Locate the string "任劳任怨践誓言" throughout the material and copy every line in which it occurs.

================

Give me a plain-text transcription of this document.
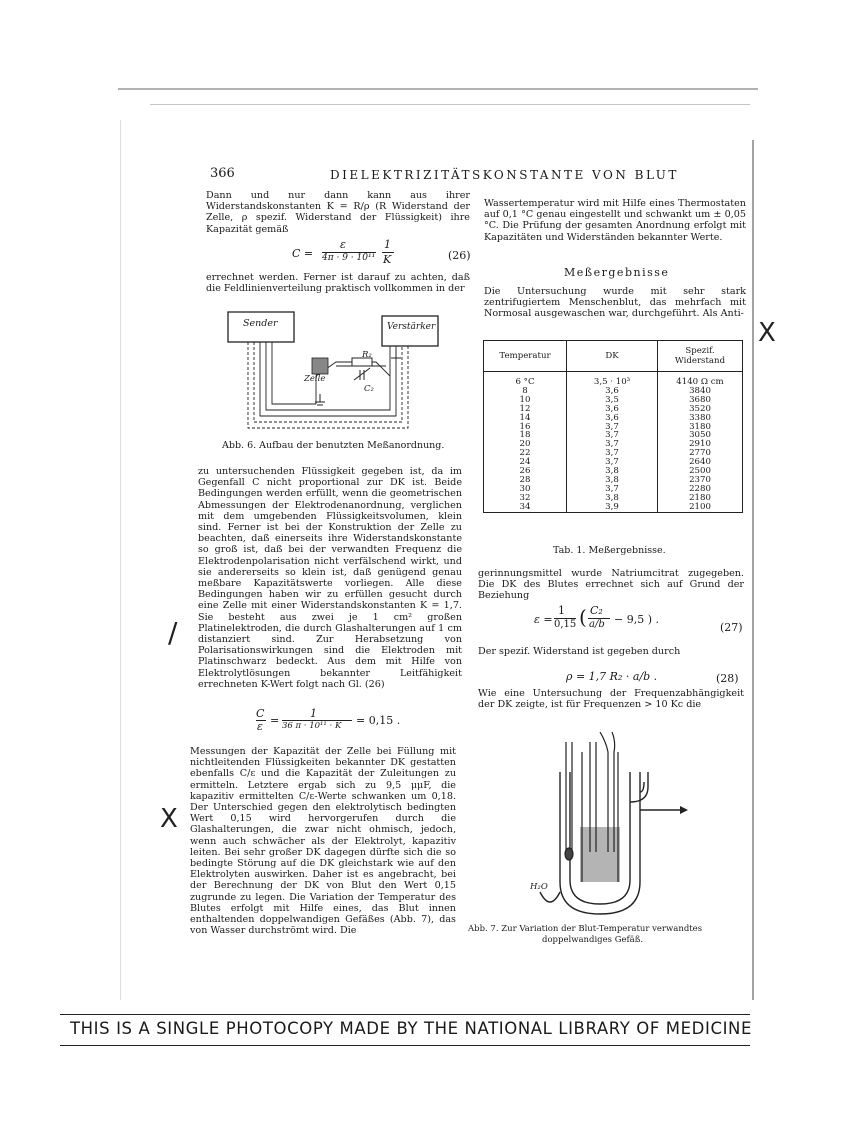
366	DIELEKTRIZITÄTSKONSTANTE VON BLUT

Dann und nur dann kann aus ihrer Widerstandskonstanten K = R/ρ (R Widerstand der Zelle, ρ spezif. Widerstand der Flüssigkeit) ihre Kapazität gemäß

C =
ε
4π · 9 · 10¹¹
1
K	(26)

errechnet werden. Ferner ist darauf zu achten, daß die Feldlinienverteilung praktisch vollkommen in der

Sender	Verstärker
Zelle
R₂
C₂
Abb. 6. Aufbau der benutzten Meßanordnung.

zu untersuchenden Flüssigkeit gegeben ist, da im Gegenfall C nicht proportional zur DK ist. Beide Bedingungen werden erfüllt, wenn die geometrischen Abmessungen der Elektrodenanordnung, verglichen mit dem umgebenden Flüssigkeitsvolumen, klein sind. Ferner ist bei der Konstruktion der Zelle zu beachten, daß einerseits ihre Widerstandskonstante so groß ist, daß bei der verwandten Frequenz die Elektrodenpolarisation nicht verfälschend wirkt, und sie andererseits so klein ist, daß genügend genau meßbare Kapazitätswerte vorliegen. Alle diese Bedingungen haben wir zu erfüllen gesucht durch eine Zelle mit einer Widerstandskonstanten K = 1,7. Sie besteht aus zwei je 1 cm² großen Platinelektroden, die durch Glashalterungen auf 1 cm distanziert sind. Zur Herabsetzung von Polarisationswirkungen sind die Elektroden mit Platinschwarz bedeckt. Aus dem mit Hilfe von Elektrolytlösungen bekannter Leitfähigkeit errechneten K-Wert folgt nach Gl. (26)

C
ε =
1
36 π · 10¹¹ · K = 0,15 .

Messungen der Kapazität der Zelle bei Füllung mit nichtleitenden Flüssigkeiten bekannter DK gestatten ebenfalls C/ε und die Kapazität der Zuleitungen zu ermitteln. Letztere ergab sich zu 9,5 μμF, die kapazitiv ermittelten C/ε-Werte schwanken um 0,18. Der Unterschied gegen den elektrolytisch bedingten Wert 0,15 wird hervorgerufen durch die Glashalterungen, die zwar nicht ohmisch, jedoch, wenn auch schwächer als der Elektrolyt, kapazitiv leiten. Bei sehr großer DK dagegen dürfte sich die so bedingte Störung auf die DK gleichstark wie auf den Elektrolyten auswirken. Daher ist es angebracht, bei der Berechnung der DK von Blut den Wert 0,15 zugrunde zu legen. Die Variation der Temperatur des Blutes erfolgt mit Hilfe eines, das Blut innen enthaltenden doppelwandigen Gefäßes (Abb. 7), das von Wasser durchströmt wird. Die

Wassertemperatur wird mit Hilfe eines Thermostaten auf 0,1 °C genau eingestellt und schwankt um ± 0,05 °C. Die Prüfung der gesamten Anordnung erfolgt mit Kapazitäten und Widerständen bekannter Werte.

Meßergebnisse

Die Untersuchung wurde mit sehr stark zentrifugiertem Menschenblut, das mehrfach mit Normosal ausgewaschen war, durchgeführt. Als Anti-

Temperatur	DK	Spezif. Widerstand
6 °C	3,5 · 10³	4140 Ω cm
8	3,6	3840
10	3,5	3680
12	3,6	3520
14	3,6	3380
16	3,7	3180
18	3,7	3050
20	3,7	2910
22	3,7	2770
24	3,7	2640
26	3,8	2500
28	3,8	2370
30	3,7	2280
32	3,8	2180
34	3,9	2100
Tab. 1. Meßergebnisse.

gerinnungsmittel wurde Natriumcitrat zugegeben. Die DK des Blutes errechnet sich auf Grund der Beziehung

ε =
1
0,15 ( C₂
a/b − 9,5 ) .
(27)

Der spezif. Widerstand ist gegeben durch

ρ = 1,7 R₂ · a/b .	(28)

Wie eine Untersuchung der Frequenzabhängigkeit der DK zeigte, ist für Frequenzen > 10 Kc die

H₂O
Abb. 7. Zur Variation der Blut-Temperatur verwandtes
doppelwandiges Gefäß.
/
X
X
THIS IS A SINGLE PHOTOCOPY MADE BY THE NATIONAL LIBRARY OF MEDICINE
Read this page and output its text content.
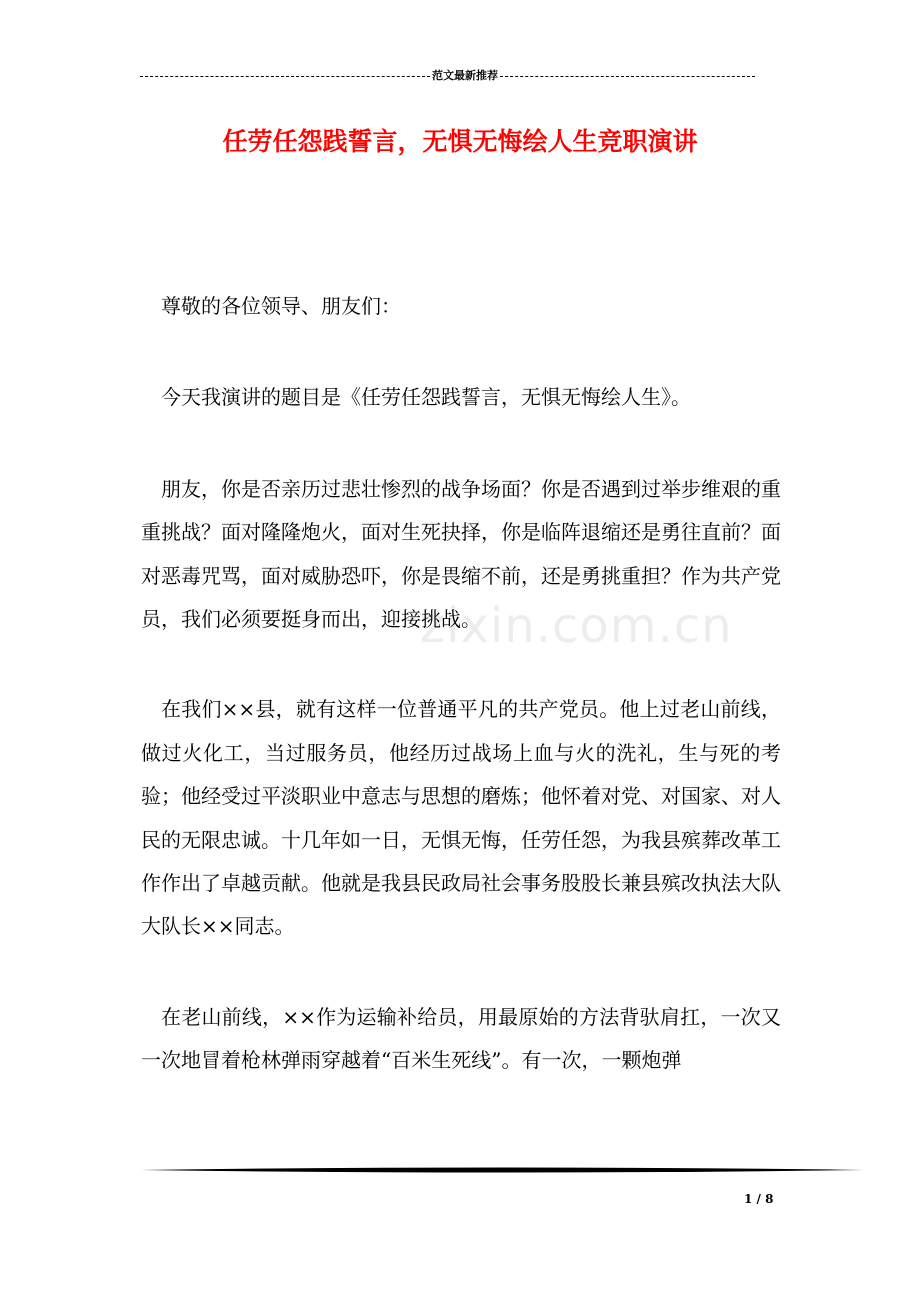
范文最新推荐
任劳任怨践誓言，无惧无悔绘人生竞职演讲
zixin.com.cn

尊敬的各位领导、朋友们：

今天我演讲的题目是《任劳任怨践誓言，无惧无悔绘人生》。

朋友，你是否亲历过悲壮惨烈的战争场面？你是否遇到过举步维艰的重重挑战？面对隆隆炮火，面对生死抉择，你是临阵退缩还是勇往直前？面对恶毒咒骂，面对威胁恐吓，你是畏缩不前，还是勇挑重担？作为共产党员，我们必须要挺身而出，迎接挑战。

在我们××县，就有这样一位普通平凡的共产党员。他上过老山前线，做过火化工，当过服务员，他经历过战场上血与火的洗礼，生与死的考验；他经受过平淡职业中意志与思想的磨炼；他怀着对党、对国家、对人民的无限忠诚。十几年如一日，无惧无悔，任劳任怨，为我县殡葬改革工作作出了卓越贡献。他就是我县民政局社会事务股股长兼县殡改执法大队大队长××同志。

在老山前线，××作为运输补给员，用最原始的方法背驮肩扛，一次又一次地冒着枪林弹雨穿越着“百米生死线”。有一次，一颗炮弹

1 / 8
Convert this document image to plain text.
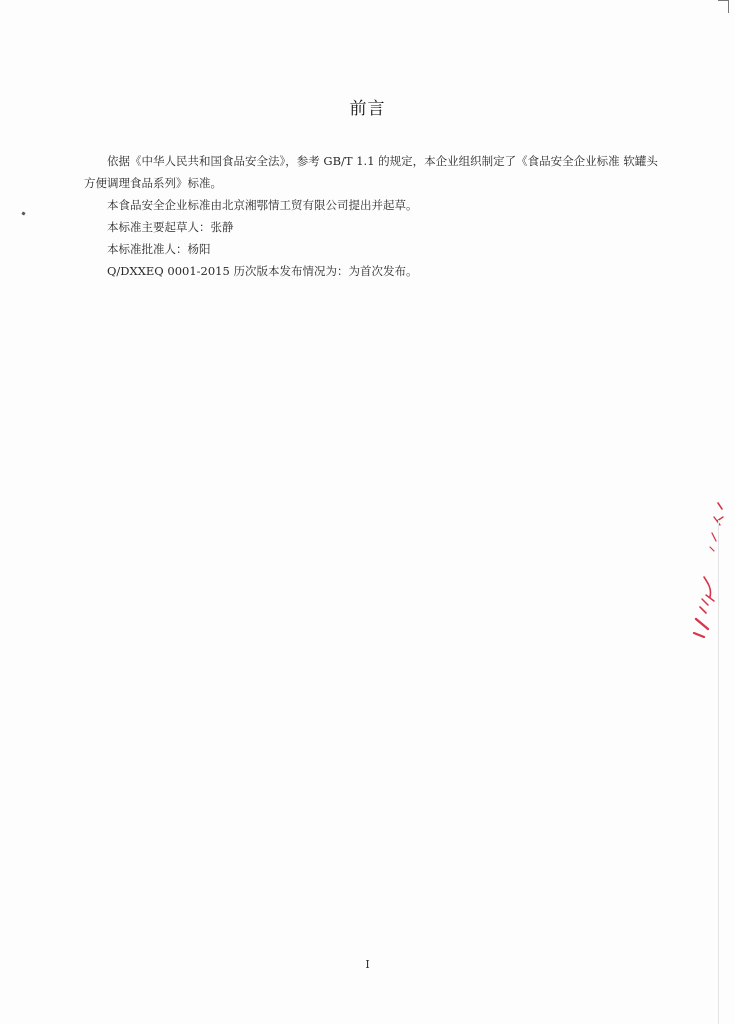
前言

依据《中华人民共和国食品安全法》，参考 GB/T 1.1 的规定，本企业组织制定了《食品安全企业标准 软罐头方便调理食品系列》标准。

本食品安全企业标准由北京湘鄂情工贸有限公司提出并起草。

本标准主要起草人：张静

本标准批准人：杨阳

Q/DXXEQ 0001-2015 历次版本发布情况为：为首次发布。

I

================

*SOLUTION TO THIS TASK:*
任劳任怨践誓言，无惧无悔绘人生竞职演讲
今天我演讲的题目是《任劳任怨践誓言，无惧无悔绘人生》。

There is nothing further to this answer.